Task objective
All lines in the data bearing the string "type" should be identified and copied.

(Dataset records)
──────

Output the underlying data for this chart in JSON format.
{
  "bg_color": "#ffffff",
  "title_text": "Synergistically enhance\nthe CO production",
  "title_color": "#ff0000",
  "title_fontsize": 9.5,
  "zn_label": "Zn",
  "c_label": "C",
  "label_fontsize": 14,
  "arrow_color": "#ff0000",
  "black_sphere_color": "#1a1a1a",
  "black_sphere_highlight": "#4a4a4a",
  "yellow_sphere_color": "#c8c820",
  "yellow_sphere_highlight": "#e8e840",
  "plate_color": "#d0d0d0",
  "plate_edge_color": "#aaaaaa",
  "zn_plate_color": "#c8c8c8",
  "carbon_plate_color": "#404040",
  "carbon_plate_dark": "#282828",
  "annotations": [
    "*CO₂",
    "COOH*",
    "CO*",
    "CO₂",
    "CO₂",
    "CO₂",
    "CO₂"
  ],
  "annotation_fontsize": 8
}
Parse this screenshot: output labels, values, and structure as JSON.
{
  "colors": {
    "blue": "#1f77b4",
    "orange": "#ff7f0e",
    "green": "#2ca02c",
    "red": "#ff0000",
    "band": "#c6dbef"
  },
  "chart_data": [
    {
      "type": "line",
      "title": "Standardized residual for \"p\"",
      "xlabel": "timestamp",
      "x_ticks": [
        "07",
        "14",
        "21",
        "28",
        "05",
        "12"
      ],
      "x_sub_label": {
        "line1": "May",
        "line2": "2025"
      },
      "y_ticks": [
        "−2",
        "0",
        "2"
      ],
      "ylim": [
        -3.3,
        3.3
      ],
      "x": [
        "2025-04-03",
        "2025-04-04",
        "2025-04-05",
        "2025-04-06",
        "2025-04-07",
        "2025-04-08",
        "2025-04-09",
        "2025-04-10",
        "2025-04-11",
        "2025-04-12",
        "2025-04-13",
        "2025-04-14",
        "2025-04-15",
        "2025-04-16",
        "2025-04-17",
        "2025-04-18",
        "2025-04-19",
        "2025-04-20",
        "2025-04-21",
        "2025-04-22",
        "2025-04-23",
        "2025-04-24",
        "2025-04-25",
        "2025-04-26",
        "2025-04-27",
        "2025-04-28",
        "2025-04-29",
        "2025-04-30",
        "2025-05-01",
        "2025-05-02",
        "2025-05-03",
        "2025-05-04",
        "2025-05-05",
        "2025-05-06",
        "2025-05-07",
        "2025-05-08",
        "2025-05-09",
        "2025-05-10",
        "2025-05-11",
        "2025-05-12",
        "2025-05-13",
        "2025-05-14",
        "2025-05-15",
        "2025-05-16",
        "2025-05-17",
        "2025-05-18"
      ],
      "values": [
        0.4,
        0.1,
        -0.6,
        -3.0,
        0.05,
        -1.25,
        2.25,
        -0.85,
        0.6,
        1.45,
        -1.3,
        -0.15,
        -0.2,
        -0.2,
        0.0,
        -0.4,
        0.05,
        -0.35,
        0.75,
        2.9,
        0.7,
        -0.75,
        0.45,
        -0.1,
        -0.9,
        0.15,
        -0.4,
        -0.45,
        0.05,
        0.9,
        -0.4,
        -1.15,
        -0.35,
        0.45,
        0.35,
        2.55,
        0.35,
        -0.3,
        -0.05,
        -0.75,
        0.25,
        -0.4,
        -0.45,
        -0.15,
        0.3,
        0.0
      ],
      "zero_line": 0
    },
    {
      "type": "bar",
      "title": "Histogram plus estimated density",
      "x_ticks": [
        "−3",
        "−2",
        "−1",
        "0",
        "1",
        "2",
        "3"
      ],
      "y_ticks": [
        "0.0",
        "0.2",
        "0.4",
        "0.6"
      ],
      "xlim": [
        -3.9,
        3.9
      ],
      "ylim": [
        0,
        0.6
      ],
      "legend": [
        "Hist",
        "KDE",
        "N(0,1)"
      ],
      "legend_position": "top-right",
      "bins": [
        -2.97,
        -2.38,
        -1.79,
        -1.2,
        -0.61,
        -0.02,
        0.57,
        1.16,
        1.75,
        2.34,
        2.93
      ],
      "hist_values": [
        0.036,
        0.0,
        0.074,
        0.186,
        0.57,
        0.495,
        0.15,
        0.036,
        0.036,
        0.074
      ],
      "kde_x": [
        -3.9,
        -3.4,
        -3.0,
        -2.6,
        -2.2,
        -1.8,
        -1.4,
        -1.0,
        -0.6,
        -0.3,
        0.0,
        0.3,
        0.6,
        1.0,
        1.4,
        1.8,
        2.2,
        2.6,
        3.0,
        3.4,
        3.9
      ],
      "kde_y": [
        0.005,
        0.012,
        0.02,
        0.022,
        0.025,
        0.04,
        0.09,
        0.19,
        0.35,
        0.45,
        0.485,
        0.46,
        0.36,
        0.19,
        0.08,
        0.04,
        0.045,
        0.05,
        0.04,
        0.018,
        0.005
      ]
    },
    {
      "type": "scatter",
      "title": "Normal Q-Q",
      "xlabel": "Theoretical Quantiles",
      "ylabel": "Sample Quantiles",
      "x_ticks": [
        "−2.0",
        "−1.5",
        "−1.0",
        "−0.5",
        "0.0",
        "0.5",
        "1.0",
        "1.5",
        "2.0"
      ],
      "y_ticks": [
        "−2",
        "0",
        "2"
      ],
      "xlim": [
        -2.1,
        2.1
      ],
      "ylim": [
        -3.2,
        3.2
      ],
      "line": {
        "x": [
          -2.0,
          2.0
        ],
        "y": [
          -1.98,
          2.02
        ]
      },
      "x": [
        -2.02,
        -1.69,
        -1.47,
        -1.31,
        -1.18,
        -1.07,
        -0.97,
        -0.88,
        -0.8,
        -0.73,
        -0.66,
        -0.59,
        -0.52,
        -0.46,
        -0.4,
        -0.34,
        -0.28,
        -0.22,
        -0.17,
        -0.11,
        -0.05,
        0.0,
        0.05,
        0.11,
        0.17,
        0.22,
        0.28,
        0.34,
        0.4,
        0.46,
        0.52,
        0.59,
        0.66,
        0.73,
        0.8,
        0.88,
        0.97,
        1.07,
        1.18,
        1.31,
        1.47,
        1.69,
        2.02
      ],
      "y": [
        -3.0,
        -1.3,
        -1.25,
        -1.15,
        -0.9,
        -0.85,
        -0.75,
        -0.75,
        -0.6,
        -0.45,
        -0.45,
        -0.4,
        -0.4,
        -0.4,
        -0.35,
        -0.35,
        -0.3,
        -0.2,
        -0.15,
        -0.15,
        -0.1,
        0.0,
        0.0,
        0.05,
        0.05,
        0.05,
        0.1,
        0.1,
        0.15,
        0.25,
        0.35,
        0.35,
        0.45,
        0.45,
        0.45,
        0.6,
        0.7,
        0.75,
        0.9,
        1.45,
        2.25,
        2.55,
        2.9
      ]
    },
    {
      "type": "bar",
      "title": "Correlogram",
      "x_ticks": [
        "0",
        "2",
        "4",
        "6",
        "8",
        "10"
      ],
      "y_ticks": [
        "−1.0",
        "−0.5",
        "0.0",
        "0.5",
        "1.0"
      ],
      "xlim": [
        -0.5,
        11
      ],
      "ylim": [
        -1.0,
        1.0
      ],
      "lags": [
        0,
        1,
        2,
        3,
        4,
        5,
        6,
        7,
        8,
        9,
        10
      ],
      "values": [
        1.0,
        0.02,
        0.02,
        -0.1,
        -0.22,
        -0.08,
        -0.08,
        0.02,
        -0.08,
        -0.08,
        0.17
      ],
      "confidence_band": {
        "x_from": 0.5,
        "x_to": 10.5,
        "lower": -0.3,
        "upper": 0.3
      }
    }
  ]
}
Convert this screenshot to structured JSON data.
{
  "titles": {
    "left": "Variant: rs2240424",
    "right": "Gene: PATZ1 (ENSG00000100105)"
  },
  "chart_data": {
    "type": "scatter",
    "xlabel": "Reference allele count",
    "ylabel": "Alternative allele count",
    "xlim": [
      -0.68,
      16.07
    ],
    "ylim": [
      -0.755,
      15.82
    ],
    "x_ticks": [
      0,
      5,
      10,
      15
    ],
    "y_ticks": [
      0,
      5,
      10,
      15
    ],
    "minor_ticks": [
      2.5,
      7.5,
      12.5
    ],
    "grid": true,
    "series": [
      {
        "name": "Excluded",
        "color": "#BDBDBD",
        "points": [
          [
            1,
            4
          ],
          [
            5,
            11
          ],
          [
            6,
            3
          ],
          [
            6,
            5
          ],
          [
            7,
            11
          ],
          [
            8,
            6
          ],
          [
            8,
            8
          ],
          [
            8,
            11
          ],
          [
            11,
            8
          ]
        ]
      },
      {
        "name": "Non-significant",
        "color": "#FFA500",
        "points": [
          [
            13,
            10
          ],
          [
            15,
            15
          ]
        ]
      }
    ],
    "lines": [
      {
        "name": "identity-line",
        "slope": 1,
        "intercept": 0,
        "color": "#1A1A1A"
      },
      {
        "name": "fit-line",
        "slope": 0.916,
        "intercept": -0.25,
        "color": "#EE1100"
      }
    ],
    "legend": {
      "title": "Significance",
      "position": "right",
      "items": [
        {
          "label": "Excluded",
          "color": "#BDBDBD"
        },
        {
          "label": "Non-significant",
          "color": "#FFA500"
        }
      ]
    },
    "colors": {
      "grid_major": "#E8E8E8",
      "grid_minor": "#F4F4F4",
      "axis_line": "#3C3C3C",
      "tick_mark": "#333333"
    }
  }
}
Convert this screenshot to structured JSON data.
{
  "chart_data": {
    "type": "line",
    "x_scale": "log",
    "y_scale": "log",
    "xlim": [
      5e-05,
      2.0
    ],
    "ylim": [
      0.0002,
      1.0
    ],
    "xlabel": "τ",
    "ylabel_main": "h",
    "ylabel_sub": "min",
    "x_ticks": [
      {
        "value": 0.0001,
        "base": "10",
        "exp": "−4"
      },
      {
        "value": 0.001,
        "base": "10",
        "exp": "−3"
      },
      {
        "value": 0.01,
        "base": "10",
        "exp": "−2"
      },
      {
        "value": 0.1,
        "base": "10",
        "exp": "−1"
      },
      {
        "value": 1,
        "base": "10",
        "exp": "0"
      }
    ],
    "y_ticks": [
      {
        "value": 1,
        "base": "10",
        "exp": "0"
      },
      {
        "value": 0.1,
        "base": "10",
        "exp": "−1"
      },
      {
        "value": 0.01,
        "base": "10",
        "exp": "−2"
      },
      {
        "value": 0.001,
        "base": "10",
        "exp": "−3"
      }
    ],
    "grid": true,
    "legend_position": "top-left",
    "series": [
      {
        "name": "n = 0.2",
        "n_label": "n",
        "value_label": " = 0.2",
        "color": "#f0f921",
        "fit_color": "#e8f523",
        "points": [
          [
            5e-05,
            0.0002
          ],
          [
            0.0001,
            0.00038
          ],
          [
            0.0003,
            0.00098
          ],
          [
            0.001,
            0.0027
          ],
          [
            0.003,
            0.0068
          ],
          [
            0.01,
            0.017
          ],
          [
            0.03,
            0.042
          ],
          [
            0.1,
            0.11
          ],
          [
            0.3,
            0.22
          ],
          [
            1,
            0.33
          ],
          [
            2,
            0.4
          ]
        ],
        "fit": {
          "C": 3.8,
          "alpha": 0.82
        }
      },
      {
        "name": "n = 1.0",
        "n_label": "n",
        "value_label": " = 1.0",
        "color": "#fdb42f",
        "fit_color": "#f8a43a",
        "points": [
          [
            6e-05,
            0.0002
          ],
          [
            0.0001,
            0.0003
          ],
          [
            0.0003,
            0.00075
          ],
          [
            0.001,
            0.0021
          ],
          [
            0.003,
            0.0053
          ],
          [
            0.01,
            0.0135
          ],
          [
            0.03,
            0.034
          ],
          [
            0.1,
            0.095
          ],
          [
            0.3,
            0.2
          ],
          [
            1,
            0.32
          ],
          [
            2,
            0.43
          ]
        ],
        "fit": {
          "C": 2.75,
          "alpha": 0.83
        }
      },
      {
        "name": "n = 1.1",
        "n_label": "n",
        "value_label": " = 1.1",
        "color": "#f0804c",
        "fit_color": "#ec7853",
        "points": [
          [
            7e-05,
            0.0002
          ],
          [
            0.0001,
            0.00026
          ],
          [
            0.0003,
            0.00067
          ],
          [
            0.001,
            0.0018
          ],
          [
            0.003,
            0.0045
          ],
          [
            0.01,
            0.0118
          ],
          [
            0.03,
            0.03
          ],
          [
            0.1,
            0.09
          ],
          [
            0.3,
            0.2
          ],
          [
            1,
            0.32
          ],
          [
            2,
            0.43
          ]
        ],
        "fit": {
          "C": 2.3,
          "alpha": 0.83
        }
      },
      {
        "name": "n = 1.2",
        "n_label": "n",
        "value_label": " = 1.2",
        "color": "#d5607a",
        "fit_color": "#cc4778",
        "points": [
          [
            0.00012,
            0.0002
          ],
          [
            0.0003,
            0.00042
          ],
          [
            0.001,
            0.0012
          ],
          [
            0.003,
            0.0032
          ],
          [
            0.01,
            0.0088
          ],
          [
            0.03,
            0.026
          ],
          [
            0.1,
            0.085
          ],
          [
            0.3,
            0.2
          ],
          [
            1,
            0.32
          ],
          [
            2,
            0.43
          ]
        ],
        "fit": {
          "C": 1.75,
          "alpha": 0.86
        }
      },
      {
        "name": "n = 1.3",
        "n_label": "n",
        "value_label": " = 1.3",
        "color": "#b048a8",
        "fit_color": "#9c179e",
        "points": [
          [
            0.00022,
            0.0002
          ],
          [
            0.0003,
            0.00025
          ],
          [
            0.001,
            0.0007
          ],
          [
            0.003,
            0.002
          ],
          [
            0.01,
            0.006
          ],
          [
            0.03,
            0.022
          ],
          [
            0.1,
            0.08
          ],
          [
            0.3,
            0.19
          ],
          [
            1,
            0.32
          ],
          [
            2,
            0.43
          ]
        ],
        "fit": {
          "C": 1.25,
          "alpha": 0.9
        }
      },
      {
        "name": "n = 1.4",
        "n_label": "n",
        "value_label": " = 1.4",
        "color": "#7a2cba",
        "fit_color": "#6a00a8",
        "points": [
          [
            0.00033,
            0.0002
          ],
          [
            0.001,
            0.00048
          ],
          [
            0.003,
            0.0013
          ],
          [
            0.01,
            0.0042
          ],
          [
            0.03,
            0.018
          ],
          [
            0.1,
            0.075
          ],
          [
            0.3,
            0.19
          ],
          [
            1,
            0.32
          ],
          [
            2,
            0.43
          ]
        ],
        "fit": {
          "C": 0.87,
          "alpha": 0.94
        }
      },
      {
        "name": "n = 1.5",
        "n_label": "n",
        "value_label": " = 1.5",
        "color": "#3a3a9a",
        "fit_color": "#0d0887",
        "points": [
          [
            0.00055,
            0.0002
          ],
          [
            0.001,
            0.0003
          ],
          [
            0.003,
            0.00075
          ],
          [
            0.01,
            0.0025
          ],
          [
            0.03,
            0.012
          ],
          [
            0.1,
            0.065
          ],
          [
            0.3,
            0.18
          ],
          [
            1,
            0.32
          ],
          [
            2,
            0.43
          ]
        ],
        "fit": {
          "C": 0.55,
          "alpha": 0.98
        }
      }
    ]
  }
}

──────

Solution to this exercise
      "type": "line",
      "type": "bar",
      "type": "scatter",
      "type": "bar",
    "type": "scatter",
    "type": "line",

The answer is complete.